**THE EXERCISE:** Copy out all lines that carry the word "caption".

**TASK INPUT:**
━━━━━━━━━━━━━━━━━━━━

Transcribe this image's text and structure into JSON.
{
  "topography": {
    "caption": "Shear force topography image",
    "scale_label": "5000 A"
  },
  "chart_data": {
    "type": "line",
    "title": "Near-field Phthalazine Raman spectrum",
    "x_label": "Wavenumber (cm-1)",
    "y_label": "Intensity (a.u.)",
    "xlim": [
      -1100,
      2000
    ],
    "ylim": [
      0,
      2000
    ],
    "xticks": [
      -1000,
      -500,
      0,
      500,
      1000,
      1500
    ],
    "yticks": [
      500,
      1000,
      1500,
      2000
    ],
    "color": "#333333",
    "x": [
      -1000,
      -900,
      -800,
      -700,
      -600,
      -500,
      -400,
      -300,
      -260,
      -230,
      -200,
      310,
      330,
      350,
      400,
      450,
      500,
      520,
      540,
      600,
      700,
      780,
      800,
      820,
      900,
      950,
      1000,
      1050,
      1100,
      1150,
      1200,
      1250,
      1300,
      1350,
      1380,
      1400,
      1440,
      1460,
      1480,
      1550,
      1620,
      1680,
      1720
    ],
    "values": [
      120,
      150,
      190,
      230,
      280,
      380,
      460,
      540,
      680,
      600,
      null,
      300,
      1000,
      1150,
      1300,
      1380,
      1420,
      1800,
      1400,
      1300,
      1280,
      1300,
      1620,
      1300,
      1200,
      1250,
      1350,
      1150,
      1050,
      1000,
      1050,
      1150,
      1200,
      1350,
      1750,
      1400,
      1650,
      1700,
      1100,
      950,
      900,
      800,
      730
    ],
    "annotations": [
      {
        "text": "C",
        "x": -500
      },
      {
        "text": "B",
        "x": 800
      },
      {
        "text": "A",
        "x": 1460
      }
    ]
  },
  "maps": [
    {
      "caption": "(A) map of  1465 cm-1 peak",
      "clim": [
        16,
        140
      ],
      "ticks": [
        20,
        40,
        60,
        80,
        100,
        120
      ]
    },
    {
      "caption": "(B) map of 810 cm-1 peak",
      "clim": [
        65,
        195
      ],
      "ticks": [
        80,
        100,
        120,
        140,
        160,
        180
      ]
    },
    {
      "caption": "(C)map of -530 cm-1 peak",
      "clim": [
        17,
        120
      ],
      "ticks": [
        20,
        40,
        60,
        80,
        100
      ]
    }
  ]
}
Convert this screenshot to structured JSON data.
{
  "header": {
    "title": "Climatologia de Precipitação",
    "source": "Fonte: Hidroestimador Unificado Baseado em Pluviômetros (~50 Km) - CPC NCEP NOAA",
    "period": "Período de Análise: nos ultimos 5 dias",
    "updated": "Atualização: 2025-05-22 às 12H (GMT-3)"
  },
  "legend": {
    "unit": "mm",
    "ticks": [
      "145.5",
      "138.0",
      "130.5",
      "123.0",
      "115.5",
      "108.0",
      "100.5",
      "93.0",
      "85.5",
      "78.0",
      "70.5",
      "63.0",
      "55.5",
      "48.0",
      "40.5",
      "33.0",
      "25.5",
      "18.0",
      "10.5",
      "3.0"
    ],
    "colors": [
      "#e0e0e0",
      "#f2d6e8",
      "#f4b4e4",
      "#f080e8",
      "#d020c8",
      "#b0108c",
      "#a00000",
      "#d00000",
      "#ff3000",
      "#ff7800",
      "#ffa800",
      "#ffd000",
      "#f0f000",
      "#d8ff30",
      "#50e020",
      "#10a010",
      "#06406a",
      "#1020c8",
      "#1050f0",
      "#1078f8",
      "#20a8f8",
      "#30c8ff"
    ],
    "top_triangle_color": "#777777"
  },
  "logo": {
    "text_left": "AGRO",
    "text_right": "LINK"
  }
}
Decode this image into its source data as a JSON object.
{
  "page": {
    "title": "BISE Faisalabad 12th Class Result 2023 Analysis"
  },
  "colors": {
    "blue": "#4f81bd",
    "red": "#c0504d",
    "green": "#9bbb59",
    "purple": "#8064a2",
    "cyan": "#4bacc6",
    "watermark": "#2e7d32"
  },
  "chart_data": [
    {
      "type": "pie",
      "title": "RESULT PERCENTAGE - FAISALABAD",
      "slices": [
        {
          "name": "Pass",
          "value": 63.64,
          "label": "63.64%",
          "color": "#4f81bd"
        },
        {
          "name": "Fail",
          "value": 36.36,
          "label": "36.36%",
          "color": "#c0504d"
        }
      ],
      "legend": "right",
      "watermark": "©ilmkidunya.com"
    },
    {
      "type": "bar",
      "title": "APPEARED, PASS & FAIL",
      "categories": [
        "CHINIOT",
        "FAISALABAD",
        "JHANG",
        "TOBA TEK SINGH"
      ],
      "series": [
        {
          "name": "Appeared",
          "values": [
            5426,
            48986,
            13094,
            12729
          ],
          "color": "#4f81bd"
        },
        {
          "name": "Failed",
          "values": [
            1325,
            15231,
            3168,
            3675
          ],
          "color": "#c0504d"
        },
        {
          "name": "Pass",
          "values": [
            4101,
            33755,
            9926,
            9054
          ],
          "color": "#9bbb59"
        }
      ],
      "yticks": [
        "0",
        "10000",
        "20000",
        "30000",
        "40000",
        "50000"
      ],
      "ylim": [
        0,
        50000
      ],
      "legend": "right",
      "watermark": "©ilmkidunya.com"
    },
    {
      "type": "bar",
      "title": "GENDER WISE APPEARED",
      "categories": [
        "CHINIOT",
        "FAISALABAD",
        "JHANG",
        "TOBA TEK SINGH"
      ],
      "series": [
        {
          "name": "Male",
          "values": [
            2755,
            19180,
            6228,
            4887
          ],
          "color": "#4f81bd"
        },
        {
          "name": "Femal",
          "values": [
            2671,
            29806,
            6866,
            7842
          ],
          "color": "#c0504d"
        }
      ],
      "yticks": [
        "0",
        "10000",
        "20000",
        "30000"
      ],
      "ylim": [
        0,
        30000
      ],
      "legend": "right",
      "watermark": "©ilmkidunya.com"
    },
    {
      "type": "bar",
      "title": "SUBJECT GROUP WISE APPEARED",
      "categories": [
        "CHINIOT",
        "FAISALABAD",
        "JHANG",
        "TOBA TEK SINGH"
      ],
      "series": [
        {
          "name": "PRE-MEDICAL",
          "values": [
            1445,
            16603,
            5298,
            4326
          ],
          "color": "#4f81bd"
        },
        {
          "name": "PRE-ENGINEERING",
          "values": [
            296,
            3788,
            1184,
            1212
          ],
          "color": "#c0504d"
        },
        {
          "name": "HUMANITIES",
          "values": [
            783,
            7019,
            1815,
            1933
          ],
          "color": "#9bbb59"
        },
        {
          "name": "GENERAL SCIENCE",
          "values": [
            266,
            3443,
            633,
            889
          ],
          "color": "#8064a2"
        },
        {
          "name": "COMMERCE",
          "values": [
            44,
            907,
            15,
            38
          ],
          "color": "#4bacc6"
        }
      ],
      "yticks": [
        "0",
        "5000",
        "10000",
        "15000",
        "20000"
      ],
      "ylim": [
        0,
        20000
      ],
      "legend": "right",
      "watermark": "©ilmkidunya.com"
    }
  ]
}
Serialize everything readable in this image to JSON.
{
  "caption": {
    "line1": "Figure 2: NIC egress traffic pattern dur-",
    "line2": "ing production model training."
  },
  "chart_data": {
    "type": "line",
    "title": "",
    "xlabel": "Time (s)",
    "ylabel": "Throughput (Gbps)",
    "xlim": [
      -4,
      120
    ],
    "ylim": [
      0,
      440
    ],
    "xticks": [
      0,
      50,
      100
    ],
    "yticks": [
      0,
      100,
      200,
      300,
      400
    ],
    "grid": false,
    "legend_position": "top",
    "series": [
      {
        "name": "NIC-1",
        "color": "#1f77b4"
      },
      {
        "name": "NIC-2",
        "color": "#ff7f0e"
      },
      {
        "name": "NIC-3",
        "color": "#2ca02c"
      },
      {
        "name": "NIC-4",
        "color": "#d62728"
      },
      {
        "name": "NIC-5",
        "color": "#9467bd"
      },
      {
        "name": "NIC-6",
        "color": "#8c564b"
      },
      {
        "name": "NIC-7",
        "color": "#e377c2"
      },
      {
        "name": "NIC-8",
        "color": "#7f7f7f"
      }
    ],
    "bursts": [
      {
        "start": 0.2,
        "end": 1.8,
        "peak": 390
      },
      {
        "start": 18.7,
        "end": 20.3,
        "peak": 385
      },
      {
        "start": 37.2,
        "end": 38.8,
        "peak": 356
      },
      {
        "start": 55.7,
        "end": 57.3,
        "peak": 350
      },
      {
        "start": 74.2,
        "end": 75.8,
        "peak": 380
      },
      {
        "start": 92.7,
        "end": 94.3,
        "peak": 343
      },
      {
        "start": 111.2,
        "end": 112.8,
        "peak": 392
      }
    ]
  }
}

━━━━━━━━━━━━━━━━━━━━

**REPLY:**
    "caption": "Shear force topography image",
      "caption": "(A) map of  1465 cm-1 peak",
      "caption": "(B) map of 810 cm-1 peak",
      "caption": "(C)map of -530 cm-1 peak",
  "caption": {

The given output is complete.